=== A block of data ===
[START]

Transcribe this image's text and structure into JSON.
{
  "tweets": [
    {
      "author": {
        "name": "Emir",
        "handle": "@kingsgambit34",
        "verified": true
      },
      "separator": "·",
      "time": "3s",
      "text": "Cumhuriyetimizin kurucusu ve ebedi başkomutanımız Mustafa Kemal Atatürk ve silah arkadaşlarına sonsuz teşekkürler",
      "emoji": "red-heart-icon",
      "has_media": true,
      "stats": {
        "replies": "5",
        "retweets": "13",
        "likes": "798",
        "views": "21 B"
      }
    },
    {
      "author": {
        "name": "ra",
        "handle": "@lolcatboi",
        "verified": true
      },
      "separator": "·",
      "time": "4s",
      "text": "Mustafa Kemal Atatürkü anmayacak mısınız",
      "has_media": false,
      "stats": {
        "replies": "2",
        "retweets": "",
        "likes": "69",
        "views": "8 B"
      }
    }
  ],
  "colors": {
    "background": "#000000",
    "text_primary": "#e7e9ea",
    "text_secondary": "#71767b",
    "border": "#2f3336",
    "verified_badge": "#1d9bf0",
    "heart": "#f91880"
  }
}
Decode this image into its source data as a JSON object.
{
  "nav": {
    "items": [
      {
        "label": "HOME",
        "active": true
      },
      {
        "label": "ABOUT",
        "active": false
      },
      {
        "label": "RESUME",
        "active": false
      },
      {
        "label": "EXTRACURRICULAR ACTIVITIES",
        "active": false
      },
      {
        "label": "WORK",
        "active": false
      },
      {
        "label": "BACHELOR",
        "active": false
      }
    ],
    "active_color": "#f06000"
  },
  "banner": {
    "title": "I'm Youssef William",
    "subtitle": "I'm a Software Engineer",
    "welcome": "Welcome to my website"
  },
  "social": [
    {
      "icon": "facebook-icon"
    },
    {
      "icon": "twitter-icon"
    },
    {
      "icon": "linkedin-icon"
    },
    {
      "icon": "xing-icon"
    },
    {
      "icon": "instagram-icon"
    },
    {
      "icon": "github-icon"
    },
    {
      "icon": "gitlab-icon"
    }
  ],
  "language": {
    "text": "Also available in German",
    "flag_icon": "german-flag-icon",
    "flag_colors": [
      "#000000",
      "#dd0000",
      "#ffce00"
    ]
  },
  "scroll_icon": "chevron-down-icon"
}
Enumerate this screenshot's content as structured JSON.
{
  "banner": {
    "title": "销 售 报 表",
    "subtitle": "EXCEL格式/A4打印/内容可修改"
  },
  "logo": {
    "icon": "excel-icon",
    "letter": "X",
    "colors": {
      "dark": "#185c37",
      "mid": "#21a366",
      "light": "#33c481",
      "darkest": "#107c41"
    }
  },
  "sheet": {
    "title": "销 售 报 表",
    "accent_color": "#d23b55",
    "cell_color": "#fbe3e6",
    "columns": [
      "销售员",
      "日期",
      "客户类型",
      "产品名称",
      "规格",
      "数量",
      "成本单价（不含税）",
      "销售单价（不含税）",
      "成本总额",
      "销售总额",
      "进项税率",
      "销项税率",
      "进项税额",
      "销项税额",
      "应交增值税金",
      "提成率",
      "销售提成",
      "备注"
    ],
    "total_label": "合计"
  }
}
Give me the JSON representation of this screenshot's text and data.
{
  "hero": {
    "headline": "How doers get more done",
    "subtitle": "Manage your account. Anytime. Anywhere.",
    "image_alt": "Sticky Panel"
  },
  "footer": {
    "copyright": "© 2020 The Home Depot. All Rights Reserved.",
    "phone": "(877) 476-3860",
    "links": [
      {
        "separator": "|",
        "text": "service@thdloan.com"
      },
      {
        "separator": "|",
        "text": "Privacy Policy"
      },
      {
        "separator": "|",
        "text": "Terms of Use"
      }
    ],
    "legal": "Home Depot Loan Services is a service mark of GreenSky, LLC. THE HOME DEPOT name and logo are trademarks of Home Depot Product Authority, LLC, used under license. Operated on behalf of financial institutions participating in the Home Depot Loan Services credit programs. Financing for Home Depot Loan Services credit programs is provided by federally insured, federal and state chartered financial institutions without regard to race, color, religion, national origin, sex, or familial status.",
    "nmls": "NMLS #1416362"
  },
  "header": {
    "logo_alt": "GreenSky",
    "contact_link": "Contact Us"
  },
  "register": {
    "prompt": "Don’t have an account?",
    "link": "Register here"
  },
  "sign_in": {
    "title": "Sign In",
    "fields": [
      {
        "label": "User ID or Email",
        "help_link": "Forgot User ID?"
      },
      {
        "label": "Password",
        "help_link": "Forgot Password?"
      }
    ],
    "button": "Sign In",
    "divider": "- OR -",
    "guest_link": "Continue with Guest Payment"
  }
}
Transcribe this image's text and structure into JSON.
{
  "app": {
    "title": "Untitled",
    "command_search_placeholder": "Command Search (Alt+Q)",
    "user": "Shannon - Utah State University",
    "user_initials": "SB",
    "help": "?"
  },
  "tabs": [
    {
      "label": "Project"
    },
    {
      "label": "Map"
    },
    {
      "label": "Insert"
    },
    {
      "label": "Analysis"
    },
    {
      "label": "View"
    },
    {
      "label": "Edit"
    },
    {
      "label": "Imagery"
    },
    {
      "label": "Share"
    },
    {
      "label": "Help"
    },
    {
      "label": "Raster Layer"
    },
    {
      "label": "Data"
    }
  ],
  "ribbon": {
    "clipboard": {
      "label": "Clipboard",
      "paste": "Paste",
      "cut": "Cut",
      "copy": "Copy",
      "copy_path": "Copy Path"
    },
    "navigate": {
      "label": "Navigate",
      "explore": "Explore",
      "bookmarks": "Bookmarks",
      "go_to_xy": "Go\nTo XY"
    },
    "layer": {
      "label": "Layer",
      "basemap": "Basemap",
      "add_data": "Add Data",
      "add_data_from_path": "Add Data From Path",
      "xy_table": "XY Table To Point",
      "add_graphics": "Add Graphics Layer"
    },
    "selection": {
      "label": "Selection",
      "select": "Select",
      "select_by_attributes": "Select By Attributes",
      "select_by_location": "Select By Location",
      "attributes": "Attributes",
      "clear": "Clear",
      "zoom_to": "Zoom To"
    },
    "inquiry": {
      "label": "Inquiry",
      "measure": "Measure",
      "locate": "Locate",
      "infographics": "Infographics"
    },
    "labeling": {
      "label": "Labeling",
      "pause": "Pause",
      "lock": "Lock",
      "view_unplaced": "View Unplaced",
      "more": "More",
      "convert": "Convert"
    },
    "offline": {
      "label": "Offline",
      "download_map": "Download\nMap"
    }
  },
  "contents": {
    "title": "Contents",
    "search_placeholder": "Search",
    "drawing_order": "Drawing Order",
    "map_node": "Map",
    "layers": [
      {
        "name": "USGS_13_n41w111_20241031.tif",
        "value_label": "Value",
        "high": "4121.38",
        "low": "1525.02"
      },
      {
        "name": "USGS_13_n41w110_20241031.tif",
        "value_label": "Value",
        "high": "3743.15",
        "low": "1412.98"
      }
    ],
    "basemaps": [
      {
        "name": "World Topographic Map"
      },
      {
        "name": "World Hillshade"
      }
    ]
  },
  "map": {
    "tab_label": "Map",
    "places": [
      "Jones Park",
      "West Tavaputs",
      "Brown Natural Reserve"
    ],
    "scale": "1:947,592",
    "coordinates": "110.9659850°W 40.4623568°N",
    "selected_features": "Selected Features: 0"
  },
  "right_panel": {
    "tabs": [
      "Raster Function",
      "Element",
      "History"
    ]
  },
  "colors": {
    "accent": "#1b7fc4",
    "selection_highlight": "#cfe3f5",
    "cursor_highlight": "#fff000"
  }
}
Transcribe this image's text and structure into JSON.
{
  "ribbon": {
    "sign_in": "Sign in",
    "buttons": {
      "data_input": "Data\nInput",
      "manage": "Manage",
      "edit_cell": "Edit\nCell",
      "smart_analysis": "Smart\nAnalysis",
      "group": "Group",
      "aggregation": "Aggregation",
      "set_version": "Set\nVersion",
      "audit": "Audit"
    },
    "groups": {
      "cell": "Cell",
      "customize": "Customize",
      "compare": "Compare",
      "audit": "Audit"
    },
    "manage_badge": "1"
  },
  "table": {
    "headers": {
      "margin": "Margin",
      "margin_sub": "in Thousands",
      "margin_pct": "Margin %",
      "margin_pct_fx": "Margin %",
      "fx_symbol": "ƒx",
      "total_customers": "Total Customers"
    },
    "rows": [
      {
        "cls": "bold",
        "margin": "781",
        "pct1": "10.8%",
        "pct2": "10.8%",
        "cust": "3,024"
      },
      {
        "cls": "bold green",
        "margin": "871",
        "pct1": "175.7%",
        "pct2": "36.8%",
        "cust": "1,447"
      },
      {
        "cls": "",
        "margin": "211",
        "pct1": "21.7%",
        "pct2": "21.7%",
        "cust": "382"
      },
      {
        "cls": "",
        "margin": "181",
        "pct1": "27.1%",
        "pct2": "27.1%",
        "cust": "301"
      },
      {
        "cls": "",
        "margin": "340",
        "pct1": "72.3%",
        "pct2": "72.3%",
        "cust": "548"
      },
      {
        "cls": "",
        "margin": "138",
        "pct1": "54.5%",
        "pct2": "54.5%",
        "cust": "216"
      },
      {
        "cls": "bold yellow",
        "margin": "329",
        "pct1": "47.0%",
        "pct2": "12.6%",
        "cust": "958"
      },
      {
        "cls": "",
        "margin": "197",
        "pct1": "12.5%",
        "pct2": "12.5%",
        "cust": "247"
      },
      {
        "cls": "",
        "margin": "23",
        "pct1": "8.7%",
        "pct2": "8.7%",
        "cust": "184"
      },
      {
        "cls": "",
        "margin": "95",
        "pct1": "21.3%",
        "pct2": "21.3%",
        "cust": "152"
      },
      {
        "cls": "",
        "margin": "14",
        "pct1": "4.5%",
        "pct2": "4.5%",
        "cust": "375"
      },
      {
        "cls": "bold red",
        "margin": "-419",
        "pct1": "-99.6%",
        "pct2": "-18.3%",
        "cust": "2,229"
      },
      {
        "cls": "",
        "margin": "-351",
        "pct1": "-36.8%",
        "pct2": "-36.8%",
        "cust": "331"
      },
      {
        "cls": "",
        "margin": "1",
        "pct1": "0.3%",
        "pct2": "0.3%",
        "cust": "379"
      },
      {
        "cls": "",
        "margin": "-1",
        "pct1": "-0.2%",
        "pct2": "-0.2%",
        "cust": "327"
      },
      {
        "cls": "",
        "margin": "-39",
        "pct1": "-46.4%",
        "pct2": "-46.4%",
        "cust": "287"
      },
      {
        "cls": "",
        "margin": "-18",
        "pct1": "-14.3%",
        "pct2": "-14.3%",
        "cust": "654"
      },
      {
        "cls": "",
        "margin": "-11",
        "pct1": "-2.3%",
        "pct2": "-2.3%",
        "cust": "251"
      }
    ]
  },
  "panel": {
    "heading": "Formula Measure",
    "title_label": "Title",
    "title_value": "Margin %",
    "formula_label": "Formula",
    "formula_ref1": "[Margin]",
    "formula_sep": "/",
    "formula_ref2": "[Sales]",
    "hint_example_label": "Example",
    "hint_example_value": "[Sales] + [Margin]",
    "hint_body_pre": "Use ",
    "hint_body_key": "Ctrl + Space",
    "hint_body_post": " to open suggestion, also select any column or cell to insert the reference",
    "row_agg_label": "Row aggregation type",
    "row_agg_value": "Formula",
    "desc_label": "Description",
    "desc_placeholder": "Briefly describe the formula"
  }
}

[END]

=== Requirement ===
Check the data for the word "Path" and pull out the lines that have it.

=== Response ===
      "copy_path": "Copy Path"
      "add_data_from_path": "Add Data From Path",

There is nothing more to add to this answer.